● Problem to work on
With the pictures left out, copy the listing below exactly.

** START **

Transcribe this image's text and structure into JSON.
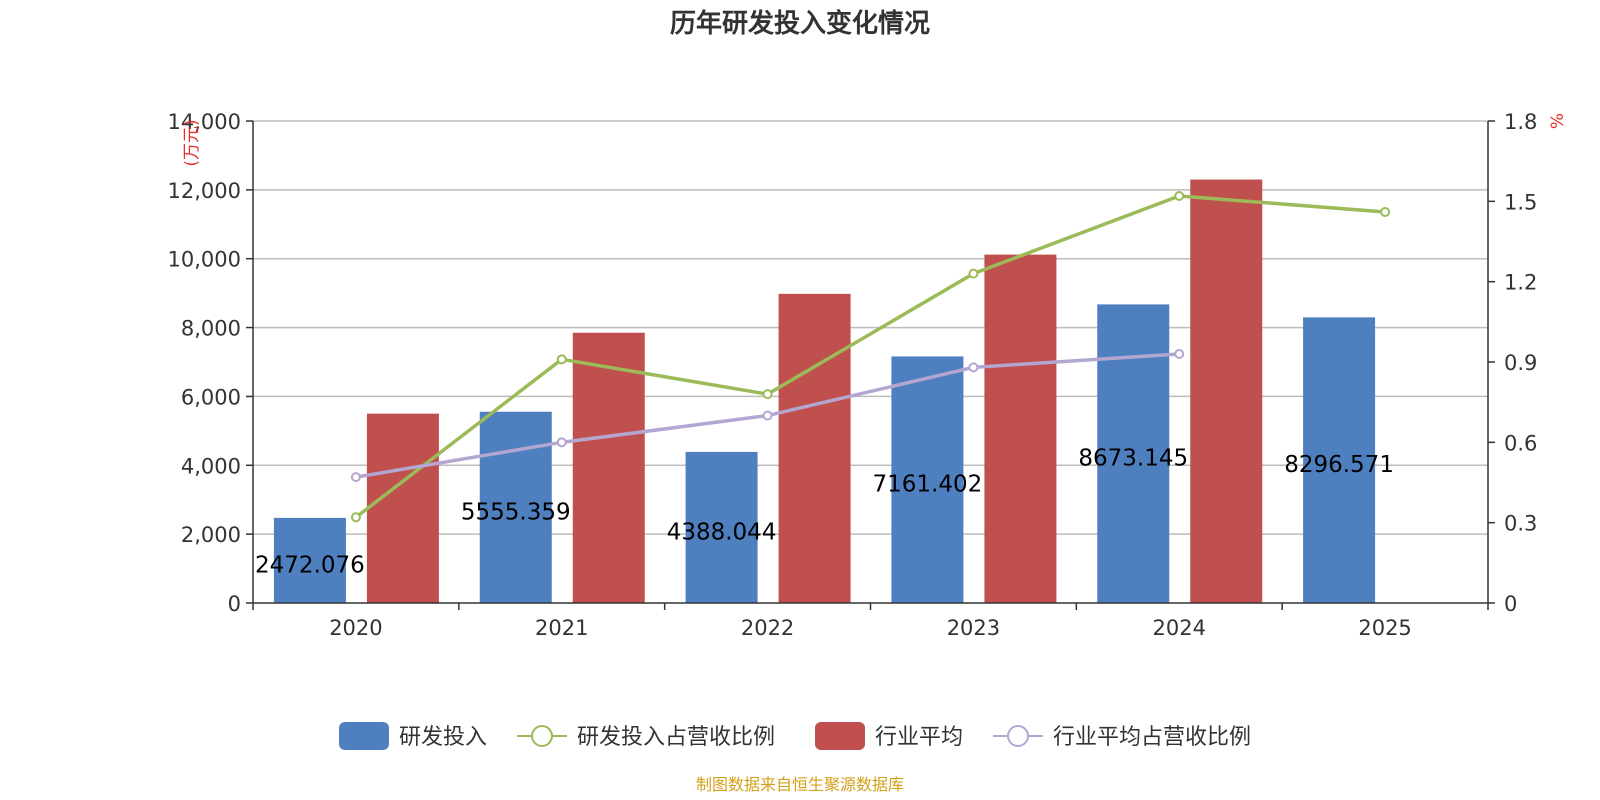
{
  "chart_data": {
    "type": "bar",
    "title": "历年研发投入变化情况",
    "categories": [
      "2020",
      "2021",
      "2022",
      "2023",
      "2024",
      "2025"
    ],
    "y_left": {
      "unit_label": "(万元)",
      "ylim": [
        0,
        14000
      ],
      "ticks": [
        "0",
        "2,000",
        "4,000",
        "6,000",
        "8,000",
        "10,000",
        "12,000",
        "14,000"
      ]
    },
    "y_right": {
      "unit_label": "%",
      "ylim": [
        0,
        1.8
      ],
      "ticks": [
        "0",
        "0.3",
        "0.6",
        "0.9",
        "1.2",
        "1.5",
        "1.8"
      ]
    },
    "series": [
      {
        "name": "研发投入",
        "kind": "bar",
        "axis": "left",
        "color": "#4e7fbf",
        "values": [
          2472.076,
          5555.359,
          4388.044,
          7161.402,
          8673.145,
          8296.571
        ],
        "labels": [
          "2472.076",
          "5555.359",
          "4388.044",
          "7161.402",
          "8673.145",
          "8296.571"
        ]
      },
      {
        "name": "研发投入占营收比例",
        "kind": "line",
        "axis": "right",
        "color": "#9bbb59",
        "values": [
          0.32,
          0.91,
          0.78,
          1.23,
          1.52,
          1.46
        ]
      },
      {
        "name": "行业平均",
        "kind": "bar",
        "axis": "left",
        "color": "#c0504d",
        "values": [
          5500,
          7850,
          8980,
          10120,
          12300,
          null
        ]
      },
      {
        "name": "行业平均占营收比例",
        "kind": "line",
        "axis": "right",
        "color": "#b3a6d0",
        "values": [
          0.47,
          0.6,
          0.7,
          0.88,
          0.93,
          null
        ]
      }
    ],
    "grid": true,
    "legend_position": "bottom"
  },
  "source_note": "制图数据来自恒生聚源数据库"
}
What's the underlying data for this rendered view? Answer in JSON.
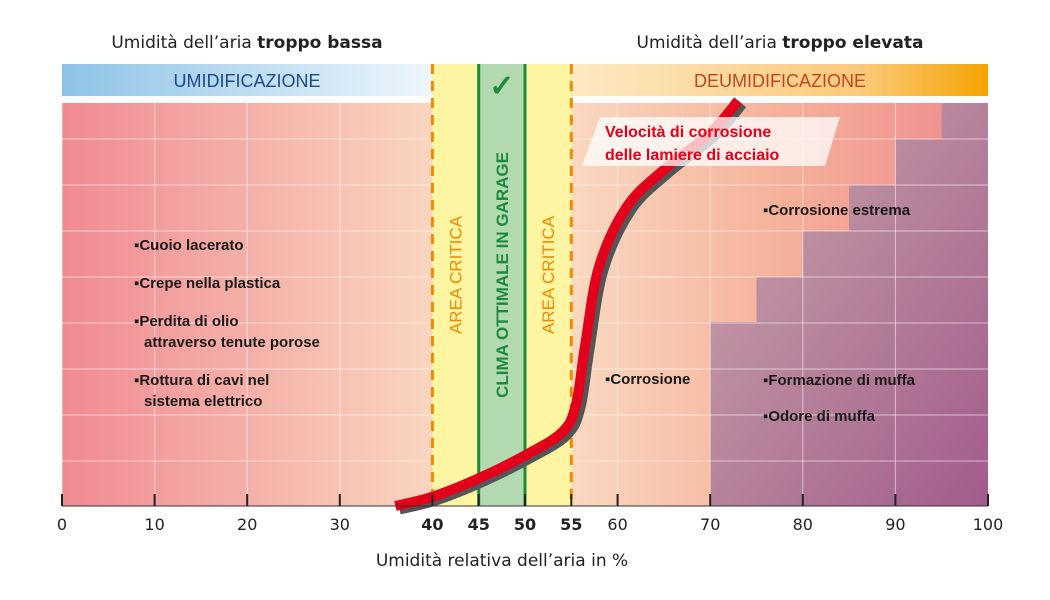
{
  "headers": {
    "low_prefix": "Umidità dell’aria ",
    "low_bold": "troppo bassa",
    "high_prefix": "Umidità dell’aria ",
    "high_bold": "troppo elevata"
  },
  "bands": {
    "humidify": "UMIDIFICAZIONE",
    "dehumidify": "DEUMIDIFICAZIONE",
    "check_icon": "checkmark-icon",
    "critical_left": "AREA CRITICA",
    "optimal": "CLIMA OTTIMALE IN GARAGE",
    "critical_right": "AREA CRITICA"
  },
  "curve_label": {
    "line1": "Velocità di corrosione",
    "line2": "delle lamiere di acciaio"
  },
  "low_effects": [
    [
      "Cuoio lacerato"
    ],
    [
      "Crepe nella plastica"
    ],
    [
      "Perdita di olio",
      "attraverso tenute porose"
    ],
    [
      "Rottura di cavi nel",
      "sistema elettrico"
    ]
  ],
  "high_effects": {
    "corrosion": "Corrosione",
    "extreme": "Corrosione estrema",
    "mold": "Formazione di muffa",
    "mold_smell": "Odore di muffa"
  },
  "colors": {
    "critical": "#f08a00",
    "optimal": "#1e8a3c",
    "curve": "#e2001a",
    "humidify_text": "#1c4a8a",
    "dehumidify_text": "#c0461c"
  },
  "chart_data": {
    "type": "line",
    "xlabel": "Umidità relativa dell’aria in %",
    "xlim": [
      0,
      100
    ],
    "xticks": [
      "0",
      "10",
      "20",
      "30",
      "40",
      "45",
      "50",
      "55",
      "60",
      "70",
      "80",
      "90",
      "100"
    ],
    "critical_ranges": [
      [
        40,
        45
      ],
      [
        50,
        55
      ]
    ],
    "optimal_range": [
      45,
      50
    ],
    "mold_staircase_start": [
      [
        70,
        3
      ],
      [
        75,
        4
      ],
      [
        80,
        5
      ],
      [
        85,
        6
      ],
      [
        90,
        7
      ],
      [
        95,
        8
      ]
    ],
    "corrosion_curve": {
      "x": [
        36,
        40,
        45,
        50,
        54,
        55.5,
        56.5,
        58,
        61,
        65,
        70,
        73
      ],
      "y": [
        0,
        0.2,
        0.6,
        1.1,
        1.6,
        2.2,
        3.5,
        5.2,
        6.5,
        7.3,
        8.1,
        8.8
      ]
    }
  }
}
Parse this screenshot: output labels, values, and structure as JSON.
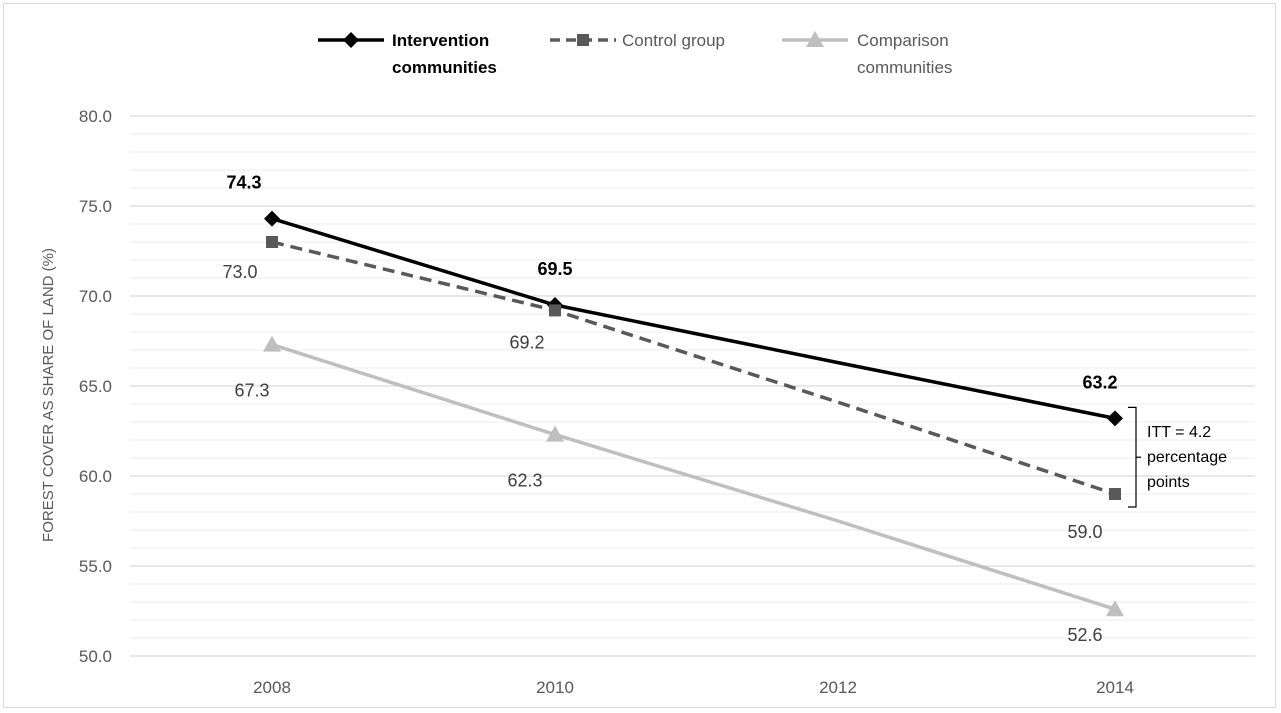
{
  "chart_data": {
    "type": "line",
    "title": "",
    "xlabel": "",
    "ylabel": "FOREST COVER AS SHARE OF LAND (%)",
    "x": [
      "2008",
      "2010",
      "2012",
      "2014"
    ],
    "ylim": [
      50,
      80
    ],
    "yticks": [
      "50.0",
      "55.0",
      "60.0",
      "65.0",
      "70.0",
      "75.0",
      "80.0"
    ],
    "grid": true,
    "legend_position": "top-center",
    "series": [
      {
        "name": "Intervention communities",
        "legend_lines": [
          "Intervention",
          "communities"
        ],
        "values": [
          74.3,
          69.5,
          66.3,
          63.2
        ],
        "labels": [
          "74.3",
          "69.5",
          "",
          "63.2"
        ],
        "color": "#000000",
        "marker": "diamond",
        "dash": "solid"
      },
      {
        "name": "Control group",
        "legend_lines": [
          "Control group"
        ],
        "values": [
          73.0,
          69.2,
          64.1,
          59.0
        ],
        "labels": [
          "73.0",
          "69.2",
          "",
          "59.0"
        ],
        "color": "#595959",
        "marker": "square",
        "dash": "dashed"
      },
      {
        "name": "Comparison communities",
        "legend_lines": [
          "Comparison",
          "communities"
        ],
        "values": [
          67.3,
          62.3,
          57.5,
          52.6
        ],
        "labels": [
          "67.3",
          "62.3",
          "",
          "52.6"
        ],
        "color": "#bfbfbf",
        "marker": "triangle",
        "dash": "solid"
      }
    ],
    "annotation": {
      "lines": [
        "ITT = 4.2",
        "percentage",
        "points"
      ]
    }
  }
}
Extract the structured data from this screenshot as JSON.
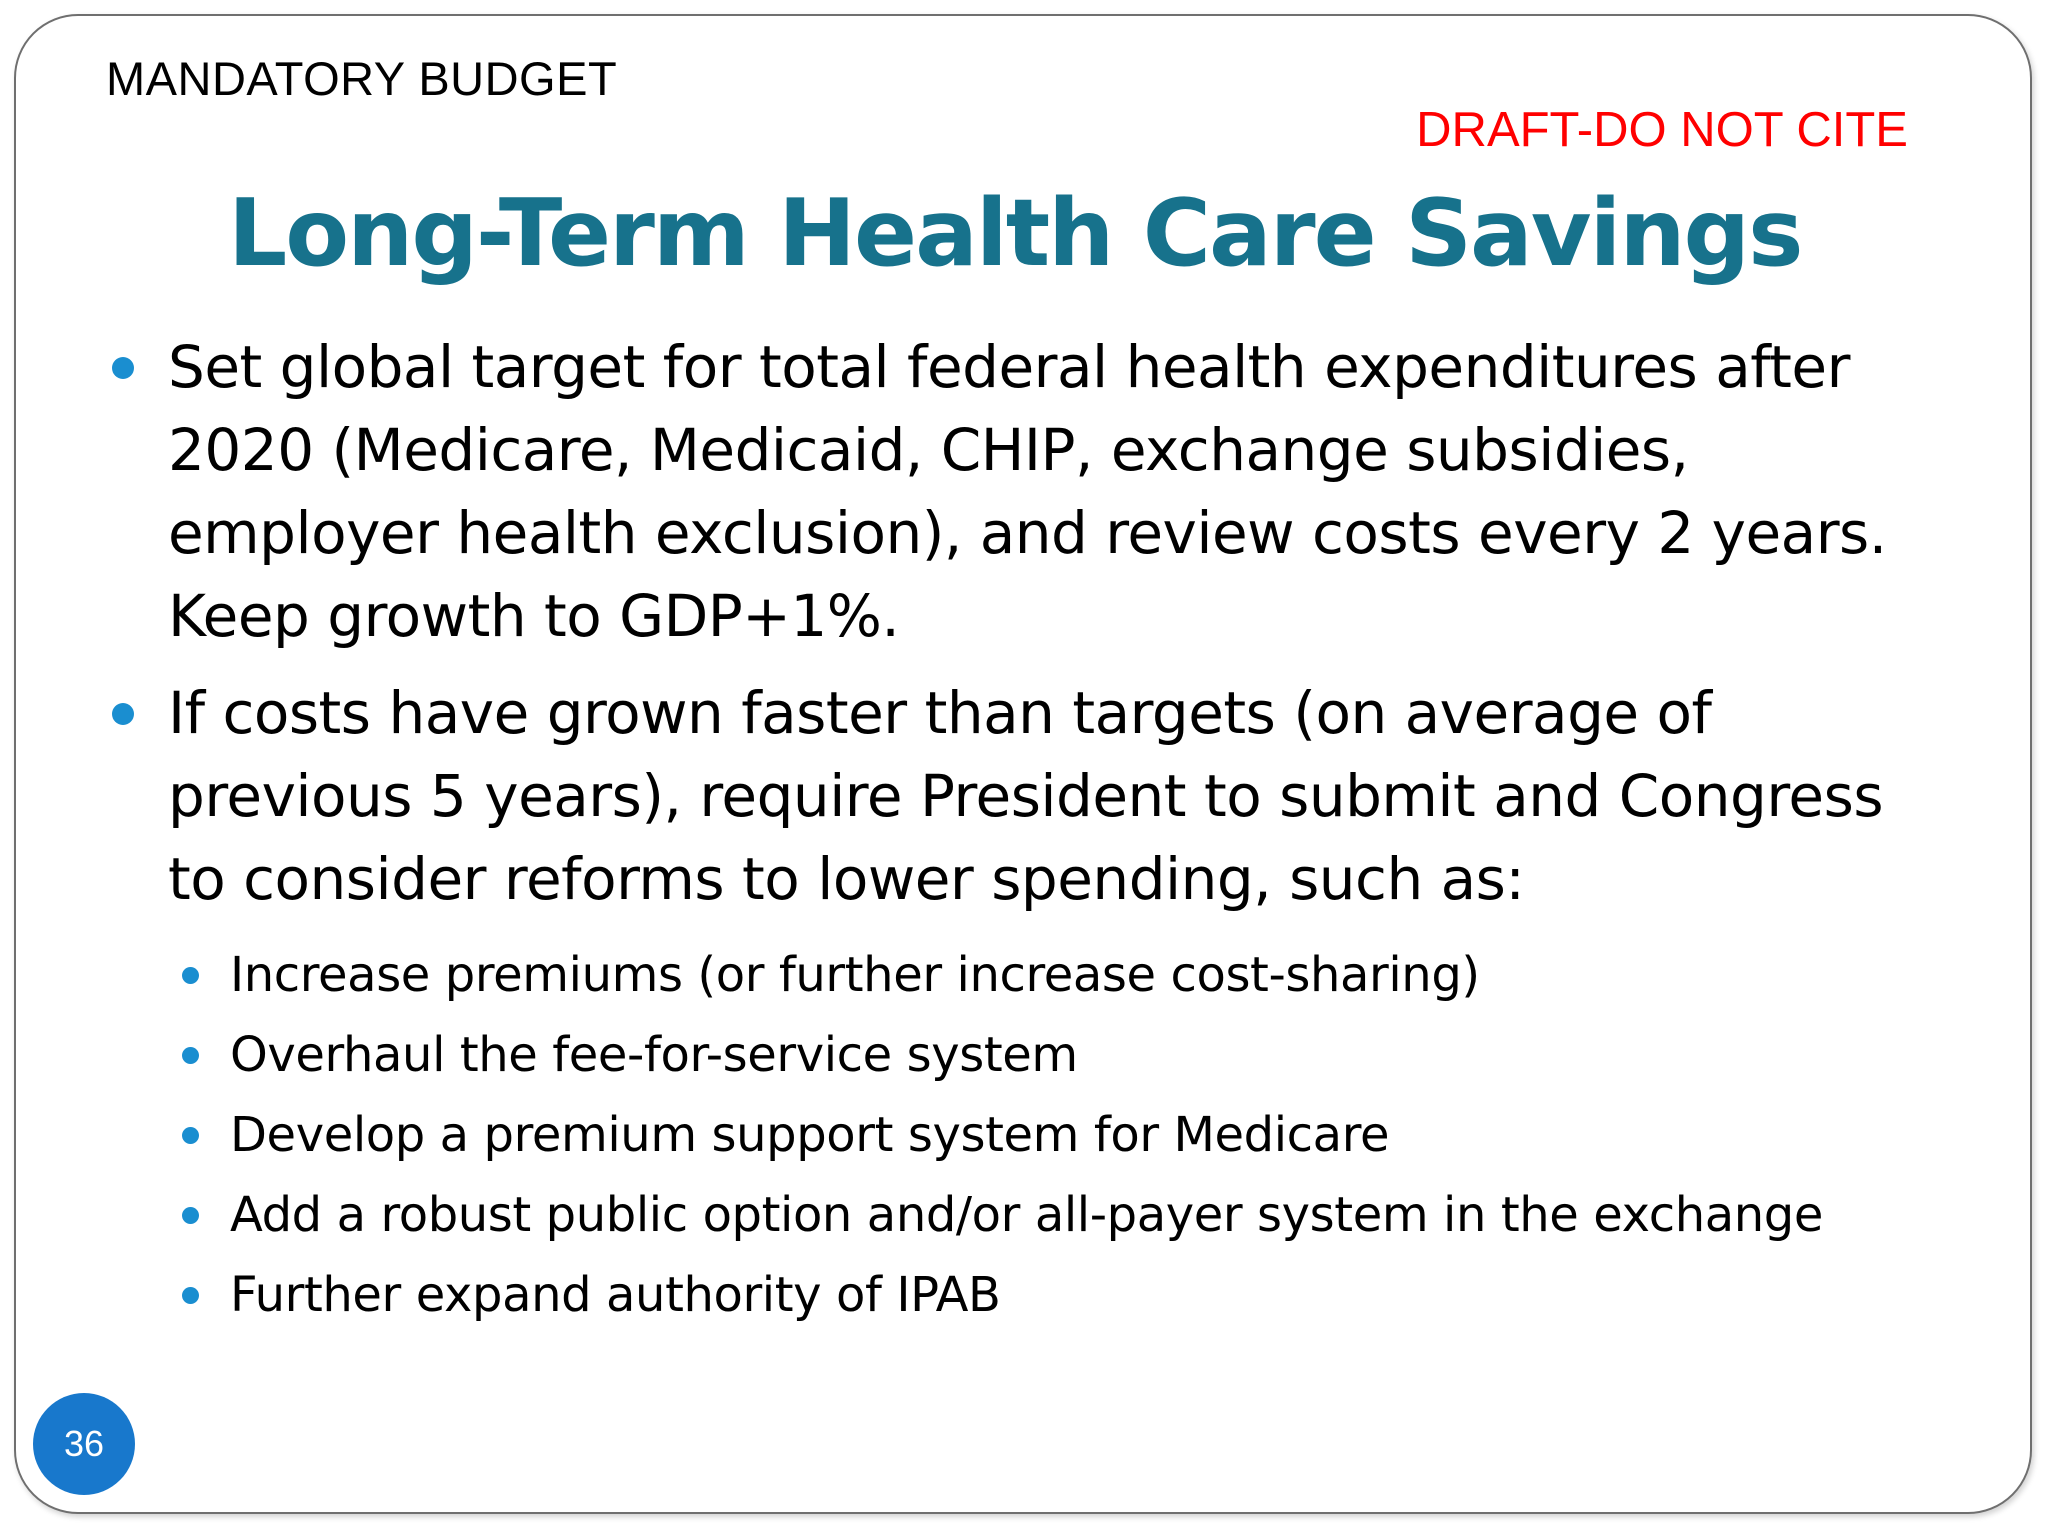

** END **

● Solved problem
Transcribe this image's text and structure into JSON.
{
  "chart_data": {
    "type": "bar",
    "title": "历年研发投入变化情况",
    "categories": [
      "2020",
      "2021",
      "2022",
      "2023",
      "2024",
      "2025"
    ],
    "y_left": {
      "unit_label": "(万元)",
      "ylim": [
        0,
        14000
      ],
      "ticks": [
        "0",
        "2,000",
        "4,000",
        "6,000",
        "8,000",
        "10,000",
        "12,000",
        "14,000"
      ]
    },
    "y_right": {
      "unit_label": "%",
      "ylim": [
        0,
        1.8
      ],
      "ticks": [
        "0",
        "0.3",
        "0.6",
        "0.9",
        "1.2",
        "1.5",
        "1.8"
      ]
    },
    "series": [
      {
        "name": "研发投入",
        "kind": "bar",
        "axis": "left",
        "color": "#4e7fbf",
        "values": [
          2472.076,
          5555.359,
          4388.044,
          7161.402,
          8673.145,
          8296.571
        ],
        "labels": [
          "2472.076",
          "5555.359",
          "4388.044",
          "7161.402",
          "8673.145",
          "8296.571"
        ]
      },
      {
        "name": "研发投入占营收比例",
        "kind": "line",
        "axis": "right",
        "color": "#9bbb59",
        "values": [
          0.32,
          0.91,
          0.78,
          1.23,
          1.52,
          1.46
        ]
      },
      {
        "name": "行业平均",
        "kind": "bar",
        "axis": "left",
        "color": "#c0504d",
        "values": [
          5500,
          7850,
          8980,
          10120,
          12300,
          null
        ]
      },
      {
        "name": "行业平均占营收比例",
        "kind": "line",
        "axis": "right",
        "color": "#b3a6d0",
        "values": [
          0.47,
          0.6,
          0.7,
          0.88,
          0.93,
          null
        ]
      }
    ],
    "grid": true,
    "legend_position": "bottom"
  },
  "source_note": "制图数据来自恒生聚源数据库"
}
What's the underlying data for this rendered view? Answer in JSON.
{
  "headers": {
    "low_prefix": "Umidità dell’aria ",
    "low_bold": "troppo bassa",
    "high_prefix": "Umidità dell’aria ",
    "high_bold": "troppo elevata"
  },
  "bands": {
    "humidify": "UMIDIFICAZIONE",
    "dehumidify": "DEUMIDIFICAZIONE",
    "check_icon": "checkmark-icon",
    "critical_left": "AREA CRITICA",
    "optimal": "CLIMA OTTIMALE IN GARAGE",
    "critical_right": "AREA CRITICA"
  },
  "curve_label": {
    "line1": "Velocità di corrosione",
    "line2": "delle lamiere di acciaio"
  },
  "low_effects": [
    [
      "Cuoio lacerato"
    ],
    [
      "Crepe nella plastica"
    ],
    [
      "Perdita di olio",
      "attraverso tenute porose"
    ],
    [
      "Rottura di cavi nel",
      "sistema elettrico"
    ]
  ],
  "high_effects": {
    "corrosion": "Corrosione",
    "extreme": "Corrosione estrema",
    "mold": "Formazione di muffa",
    "mold_smell": "Odore di muffa"
  },
  "colors": {
    "critical": "#f08a00",
    "optimal": "#1e8a3c",
    "curve": "#e2001a",
    "humidify_text": "#1c4a8a",
    "dehumidify_text": "#c0461c"
  },
  "chart_data": {
    "type": "line",
    "xlabel": "Umidità relativa dell’aria in %",
    "xlim": [
      0,
      100
    ],
    "xticks": [
      "0",
      "10",
      "20",
      "30",
      "40",
      "45",
      "50",
      "55",
      "60",
      "70",
      "80",
      "90",
      "100"
    ],
    "critical_ranges": [
      [
        40,
        45
      ],
      [
        50,
        55
      ]
    ],
    "optimal_range": [
      45,
      50
    ],
    "mold_staircase_start": [
      [
        70,
        3
      ],
      [
        75,
        4
      ],
      [
        80,
        5
      ],
      [
        85,
        6
      ],
      [
        90,
        7
      ],
      [
        95,
        8
      ]
    ],
    "corrosion_curve": {
      "x": [
        36,
        40,
        45,
        50,
        54,
        55.5,
        56.5,
        58,
        61,
        65,
        70,
        73
      ],
      "y": [
        0,
        0.2,
        0.6,
        1.1,
        1.6,
        2.2,
        3.5,
        5.2,
        6.5,
        7.3,
        8.1,
        8.8
      ]
    }
  }
}
Parse this screenshot: output labels, values, and structure as JSON.
{
  "chart_data": {
    "type": "line",
    "title": "",
    "xlabel": "",
    "ylabel": "FOREST COVER AS SHARE OF LAND (%)",
    "x": [
      "2008",
      "2010",
      "2012",
      "2014"
    ],
    "ylim": [
      50,
      80
    ],
    "yticks": [
      "50.0",
      "55.0",
      "60.0",
      "65.0",
      "70.0",
      "75.0",
      "80.0"
    ],
    "grid": true,
    "legend_position": "top-center",
    "series": [
      {
        "name": "Intervention communities",
        "legend_lines": [
          "Intervention",
          "communities"
        ],
        "values": [
          74.3,
          69.5,
          66.3,
          63.2
        ],
        "labels": [
          "74.3",
          "69.5",
          "",
          "63.2"
        ],
        "color": "#000000",
        "marker": "diamond",
        "dash": "solid"
      },
      {
        "name": "Control group",
        "legend_lines": [
          "Control group"
        ],
        "values": [
          73.0,
          69.2,
          64.1,
          59.0
        ],
        "labels": [
          "73.0",
          "69.2",
          "",
          "59.0"
        ],
        "color": "#595959",
        "marker": "square",
        "dash": "dashed"
      },
      {
        "name": "Comparison communities",
        "legend_lines": [
          "Comparison",
          "communities"
        ],
        "values": [
          67.3,
          62.3,
          57.5,
          52.6
        ],
        "labels": [
          "67.3",
          "62.3",
          "",
          "52.6"
        ],
        "color": "#bfbfbf",
        "marker": "triangle",
        "dash": "solid"
      }
    ],
    "annotation": {
      "lines": [
        "ITT = 4.2",
        "percentage",
        "points"
      ]
    }
  }
}
Extract the structured data from this screenshot as JSON.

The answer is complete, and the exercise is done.